→ What is required
Copy every line of the following data that includes the string "Conocimientos".

____

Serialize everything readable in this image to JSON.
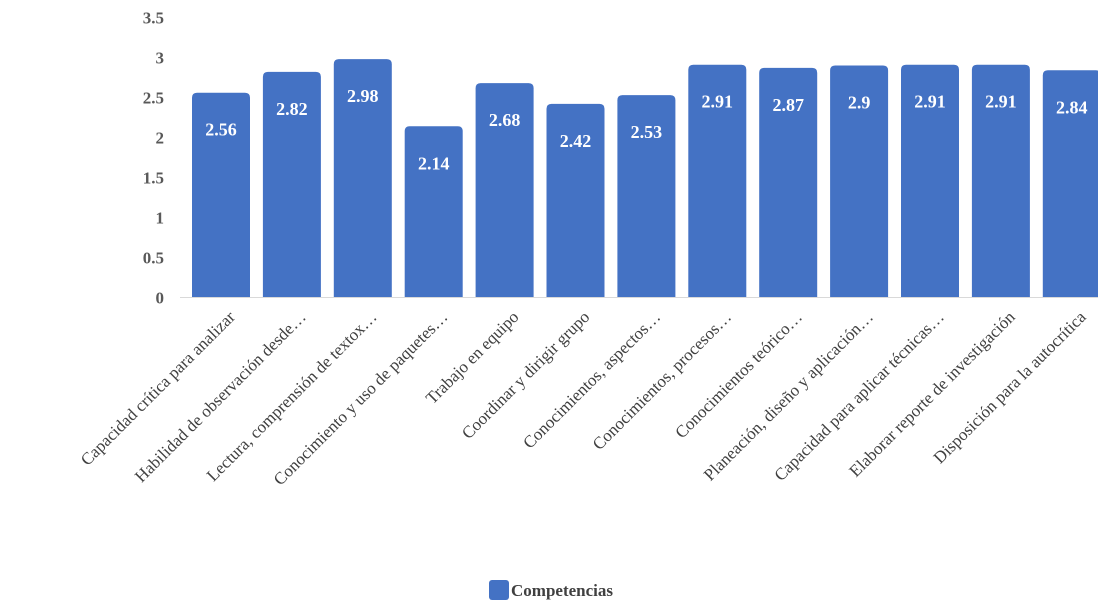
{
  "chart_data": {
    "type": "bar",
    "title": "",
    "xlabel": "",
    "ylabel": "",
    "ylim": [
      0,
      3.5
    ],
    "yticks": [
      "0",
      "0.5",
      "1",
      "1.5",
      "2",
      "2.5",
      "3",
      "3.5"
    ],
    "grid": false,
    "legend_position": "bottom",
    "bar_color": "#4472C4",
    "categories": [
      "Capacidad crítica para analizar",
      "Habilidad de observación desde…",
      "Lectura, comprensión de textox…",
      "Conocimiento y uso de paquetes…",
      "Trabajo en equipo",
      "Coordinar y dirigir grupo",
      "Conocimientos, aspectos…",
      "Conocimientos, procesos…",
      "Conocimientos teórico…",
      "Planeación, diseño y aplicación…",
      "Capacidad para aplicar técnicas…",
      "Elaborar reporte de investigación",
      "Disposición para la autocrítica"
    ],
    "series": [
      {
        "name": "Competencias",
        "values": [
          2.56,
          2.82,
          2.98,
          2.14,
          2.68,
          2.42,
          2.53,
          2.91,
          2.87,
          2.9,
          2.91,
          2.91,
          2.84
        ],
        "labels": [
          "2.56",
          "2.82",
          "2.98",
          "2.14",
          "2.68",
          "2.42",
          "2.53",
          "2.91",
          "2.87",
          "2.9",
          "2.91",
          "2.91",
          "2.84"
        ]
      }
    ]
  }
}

____

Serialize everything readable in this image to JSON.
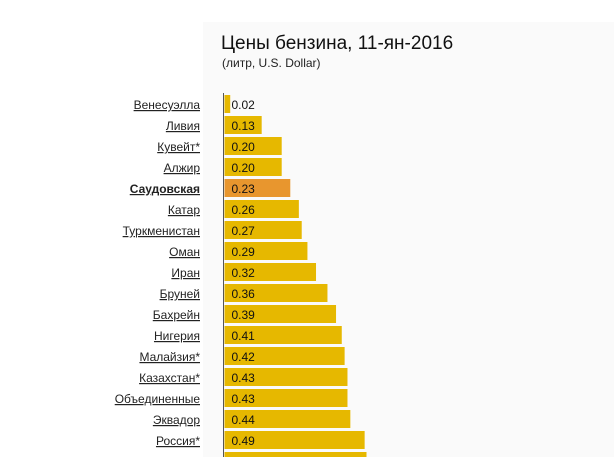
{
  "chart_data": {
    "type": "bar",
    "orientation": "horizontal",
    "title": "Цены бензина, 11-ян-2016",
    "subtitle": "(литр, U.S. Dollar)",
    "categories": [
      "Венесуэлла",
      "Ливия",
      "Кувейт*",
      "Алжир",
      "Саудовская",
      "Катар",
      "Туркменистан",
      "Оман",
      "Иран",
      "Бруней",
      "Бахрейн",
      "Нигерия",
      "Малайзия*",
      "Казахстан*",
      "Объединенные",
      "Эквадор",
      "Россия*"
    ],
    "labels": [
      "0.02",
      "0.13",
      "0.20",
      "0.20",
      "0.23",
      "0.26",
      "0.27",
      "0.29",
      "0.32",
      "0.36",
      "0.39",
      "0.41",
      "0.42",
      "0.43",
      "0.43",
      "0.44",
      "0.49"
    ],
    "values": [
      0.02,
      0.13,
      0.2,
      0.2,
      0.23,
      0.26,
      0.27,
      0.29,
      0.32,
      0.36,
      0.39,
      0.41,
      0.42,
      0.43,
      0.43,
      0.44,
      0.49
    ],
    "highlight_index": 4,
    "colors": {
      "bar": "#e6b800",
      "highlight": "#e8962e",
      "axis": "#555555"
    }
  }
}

____

→ Problem solution
      "Conocimientos, aspectos…",
      "Conocimientos, procesos…",
      "Conocimientos teórico…",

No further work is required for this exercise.